## What you should do:
Find the string "Suite" in the entries and copy each line that has it.

## Items:
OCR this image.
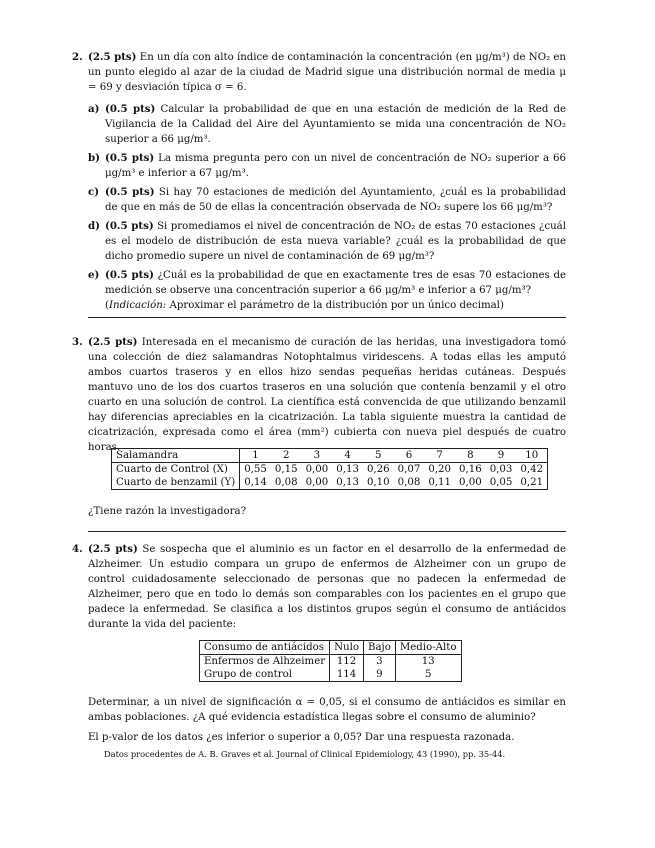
2. (2.5 pts) En un día con alto índice de contaminación la concentración (en μg/m³) de NO₂ en un punto elegido al azar de la ciudad de Madrid sigue una distribución normal de media μ = 69 y desviación típica σ = 6.

a) (0.5 pts) Calcular la probabilidad de que en una estación de medición de la Red de Vigilancia de la Calidad del Aire del Ayuntamiento se mida una concentración de NO₂ superior a 66 μg/m³.
b) (0.5 pts) La misma pregunta pero con un nivel de concentración de NO₂ superior a 66 μg/m³ e inferior a 67 μg/m³.
c) (0.5 pts) Si hay 70 estaciones de medición del Ayuntamiento, ¿cuál es la probabilidad de que en más de 50 de ellas la concentración observada de NO₂ supere los 66 μg/m³?
d) (0.5 pts) Si promediamos el nivel de concentración de NO₂ de estas 70 estaciones ¿cuál es el modelo de distribución de esta nueva variable? ¿cuál es la probabilidad de que dicho promedio supere un nivel de contaminación de 69 μg/m³?
e) (0.5 pts) ¿Cuál es la probabilidad de que en exactamente tres de esas 70 estaciones de medición se observe una concentración superior a 66 μg/m³ e inferior a 67 μg/m³?
(Indicación: Aproximar el parámetro de la distribución por un único decimal)
3. (2.5 pts) Interesada en el mecanismo de curación de las heridas, una investigadora tomó una colección de diez salamandras Notophtalmus viridescens. A todas ellas les amputó ambos cuartos traseros y en ellos hizo sendas pequeñas heridas cutáneas. Después mantuvo uno de los dos cuartos traseros en una solución que contenía benzamil y el otro cuarto en una solución de control. La científica está convencida de que utilizando benzamil hay diferencias apreciables en la cicatrización. La tabla siguiente muestra la cantidad de cicatrización, expresada como el área (mm²) cubierta con nueva piel después de cuatro horas.

Salamandra	1	2	3	4	5	6	7	8	9	10
Cuarto de Control (X)	0,55	0,15	0,00	0,13	0,26	0,07	0,20	0,16	0,03	0,42
Cuarto de benzamil (Y)	0,14	0,08	0,00	0,13	0,10	0,08	0,11	0,00	0,05	0,21
¿Tiene razón la investigadora?
4. (2.5 pts) Se sospecha que el aluminio es un factor en el desarrollo de la enfermedad de Alzheimer. Un estudio compara un grupo de enfermos de Alzheimer con un grupo de control cuidadosamente seleccionado de personas que no padecen la enfermedad de Alzheimer, pero que en todo lo demás son comparables con los pacientes en el grupo que padece la enfermedad. Se clasifica a los distintos grupos según el consumo de antiácidos durante la vida del paciente:

Consumo de antiácidos	Nulo	Bajo	Medio-Alto
Enfermos de Alhzeimer	112	3	13
Grupo de control	114	9	5

Determinar, a un nivel de significación α = 0,05, si el consumo de antiácidos es similar en ambas poblaciones. ¿A qué evidencia estadística llegas sobre el consumo de aluminio?

El p-valor de los datos ¿es inferior o superior a 0,05? Dar una respuesta razonada.

Datos procedentes de A. B. Graves et al. Journal of Clinical Epidemiology, 43 (1990), pp. 35-44.
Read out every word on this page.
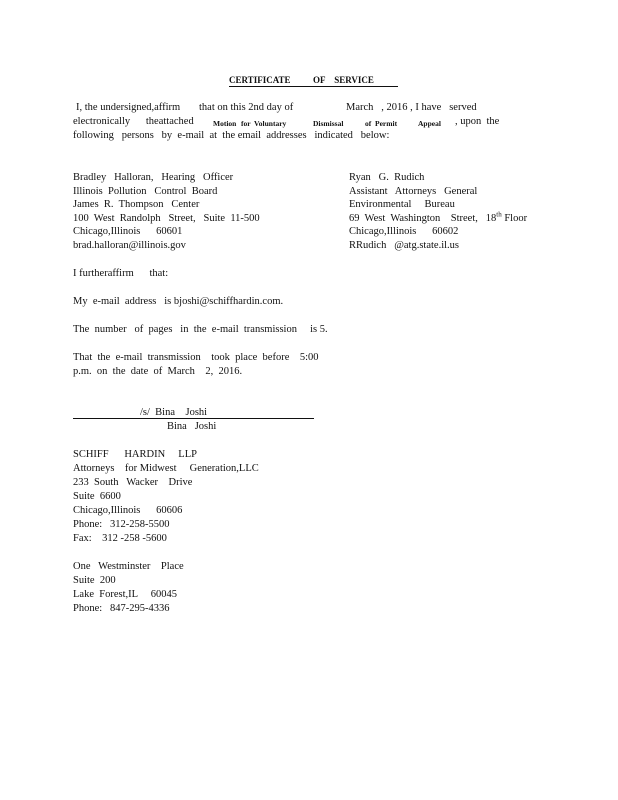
CERTIFICATE          OF    SERVICE
I, the undersigned,affirm that on this 2nd day of	March   , 2016 , I have   served
electronically      theattached	Motion for  Voluntary	Dismissal	of  Permit	Appeal , upon  the
following   persons   by  e-mail  at  the email  addresses   indicated   below:
Bradley   Halloran,   Hearing   Officer
Illinois  Pollution   Control  Board
James  R.  Thompson   Center
100  West  Randolph   Street,   Suite  11-500
Chicago,Illinois      60601
brad.halloran@illinois.gov
Ryan   G.  Rudich
Assistant   Attorneys   General
Environmental     Bureau
69  West  Washington    Street,   18th Floor
Chicago,Illinois      60602
RRudich   @atg.state.il.us
I furtheraffirm      that:
My  e-mail  address   is bjoshi@schiffhardin.com.
The  number   of  pages   in  the  e-mail  transmission     is 5.
That  the  e-mail  transmission    took  place  before    5:00
p.m.  on  the  date  of  March    2,  2016.
/s/  Bina    Joshi
Bina   Joshi
SCHIFF      HARDIN     LLP
Attorneys    for Midwest     Generation,LLC
233  South   Wacker    Drive
Suite  6600
Chicago,Illinois      60606
Phone:   312-258-5500
Fax:    312 -258 -5600
One   Westminster    Place
Suite  200
Lake  Forest,IL     60045
Phone:   847-295-4336
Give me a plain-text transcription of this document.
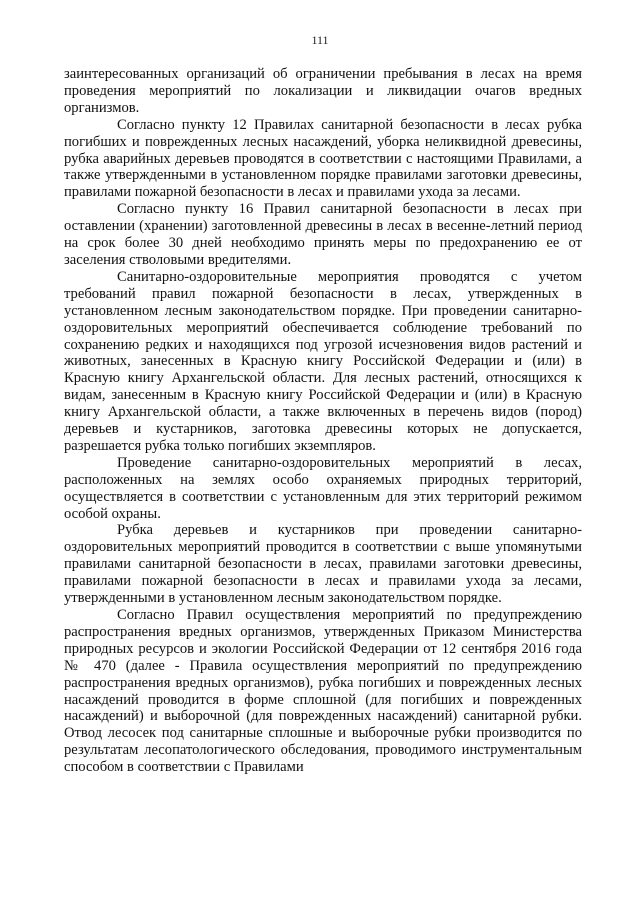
111

заинтересованных организаций об ограничении пребывания в лесах на время проведения мероприятий по локализации и ликвидации очагов вредных организмов.

Согласно пункту 12 Правилах санитарной безопасности в лесах рубка погибших и поврежденных лесных насаждений, уборка неликвидной древесины, рубка аварийных деревьев проводятся в соответствии с настоящими Правилами, а также утвержденными в установленном порядке правилами заготовки древесины, правилами пожарной безопасности в лесах и правилами ухода за лесами.

Согласно пункту 16 Правил санитарной безопасности в лесах при оставлении (хранении) заготовленной древесины в лесах в весенне-летний период на срок более 30 дней необходимо принять меры по предохранению ее от заселения стволовыми вредителями.

Санитарно-оздоровительные мероприятия проводятся с учетом требований правил пожарной безопасности в лесах, утвержденных в установленном лесным законодательством порядке. При проведении санитарно-оздоровительных мероприятий обеспечивается соблюдение требований по сохранению редких и находящихся под угрозой исчезновения видов растений и животных, занесенных в Красную книгу Российской Федерации и (или) в Красную книгу Архангельской области. Для лесных растений, относящихся к видам, занесенным в Красную книгу Российской Федерации и (или) в Красную книгу Архангельской области, а также включенных в перечень видов (пород) деревьев и кустарников, заготовка древесины которых не допускается, разрешается рубка только погибших экземпляров.

Проведение санитарно-оздоровительных мероприятий в лесах, расположенных на землях особо охраняемых природных территорий, осуществляется в соответствии с установленным для этих территорий режимом особой охраны.

Рубка деревьев и кустарников при проведении санитарно-оздоровительных мероприятий проводится в соответствии с выше упомянутыми правилами санитарной безопасности в лесах, правилами заготовки древесины, правилами пожарной безопасности в лесах и правилами ухода за лесами, утвержденными в установленном лесным законодательством порядке.

Согласно Правил осуществления мероприятий по предупреждению распространения вредных организмов, утвержденных Приказом Министерства природных ресурсов и экологии Российской Федерации от 12 сентября 2016 года № 470 (далее - Правила осуществления мероприятий по предупреждению распространения вредных организмов), рубка погибших и поврежденных лесных насаждений проводится в форме сплошной (для погибших и поврежденных насаждений) и выборочной (для поврежденных насаждений) санитарной рубки. Отвод лесосек под санитарные сплошные и выборочные рубки производится по результатам лесопатологического обследования, проводимого инструментальным способом в соответствии с Правилами
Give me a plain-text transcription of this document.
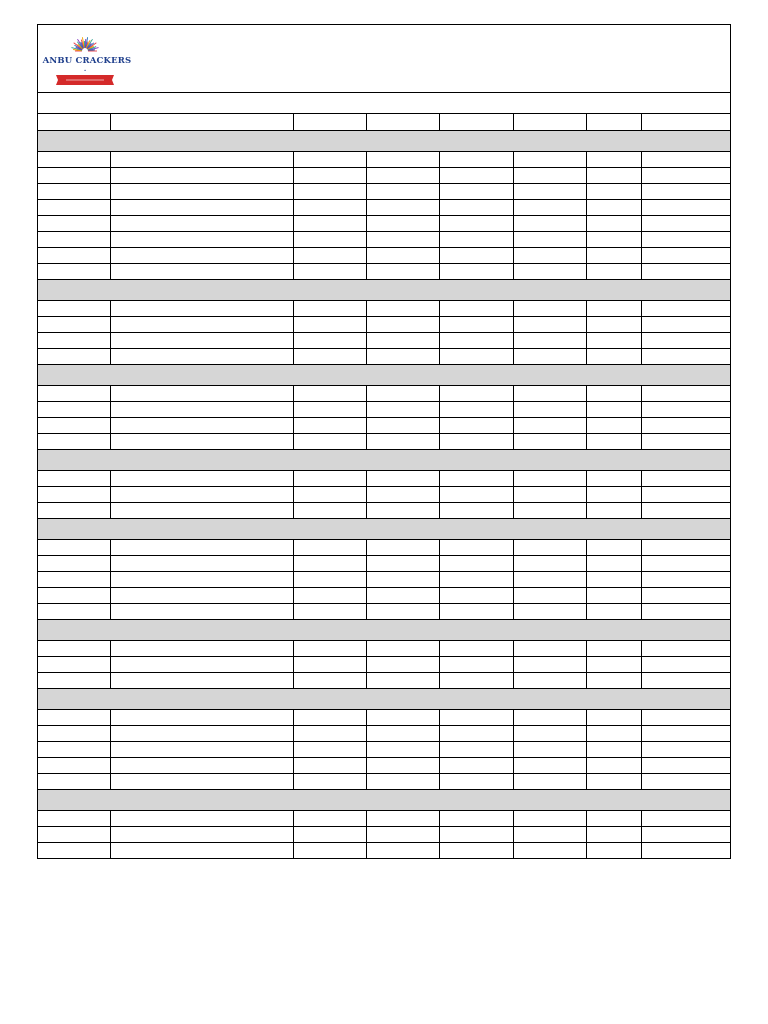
•
ANBU CRACKERS
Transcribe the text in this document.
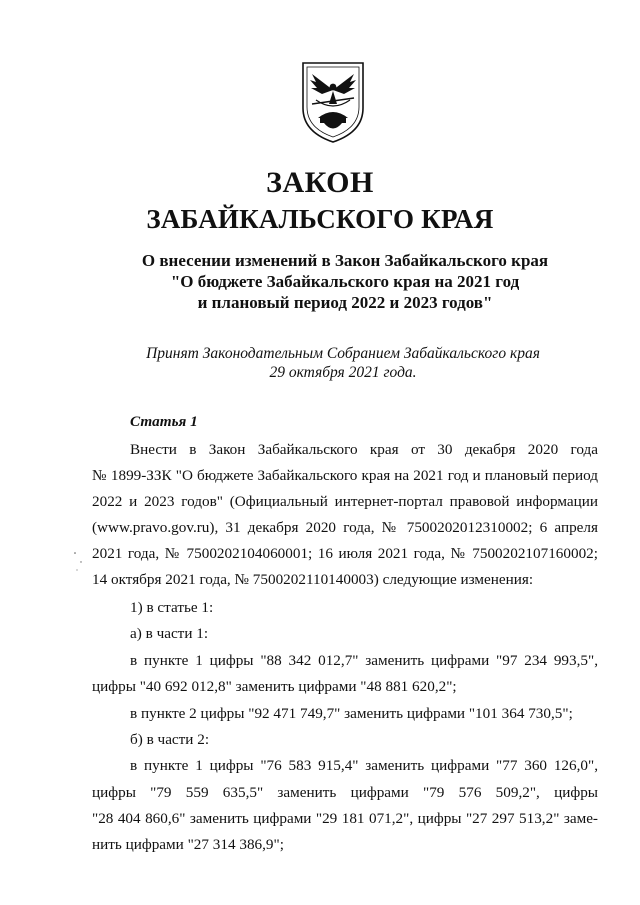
ЗАКОН
ЗАБАЙКАЛЬСКОГО КРАЯ
О внесении изменений в Закон Забайкальского края
"О бюджете Забайкальского края на 2021 год
и плановый период 2022 и 2023 годов"
Принят Законодательным Собранием Забайкальского края
29 октября 2021 года.
Статья 1
Внести в Закон Забайкальского края от 30 декабря 2020 года
№ 1899-ЗЗК "О бюджете Забайкальского края на 2021 год и плановый период
2022 и 2023 годов" (Официальный интернет-портал правовой информации
(www.pravo.gov.ru), 31 декабря 2020 года, № 7500202012310002; 6 апреля
2021 года, № 7500202104060001; 16 июля 2021 года, № 7500202107160002;
14 октября 2021 года, № 7500202110140003) следующие изменения:
1) в статье 1:
а) в части 1:
в пункте 1 цифры "88 342 012,7" заменить цифрами "97 234 993,5",
цифры "40 692 012,8" заменить цифрами "48 881 620,2";
в пункте 2 цифры "92 471 749,7" заменить цифрами "101 364 730,5";
б) в части 2:
в пункте 1 цифры "76 583 915,4" заменить цифрами "77 360 126,0",
цифры "79 559 635,5" заменить цифрами "79 576 509,2", цифры
"28 404 860,6" заменить цифрами "29 181 071,2", цифры "27 297 513,2" заме-
нить цифрами "27 314 386,9";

## Correct result:
100  West  Randolph   Street,   Suite  11-500
Suite  6600
Suite  200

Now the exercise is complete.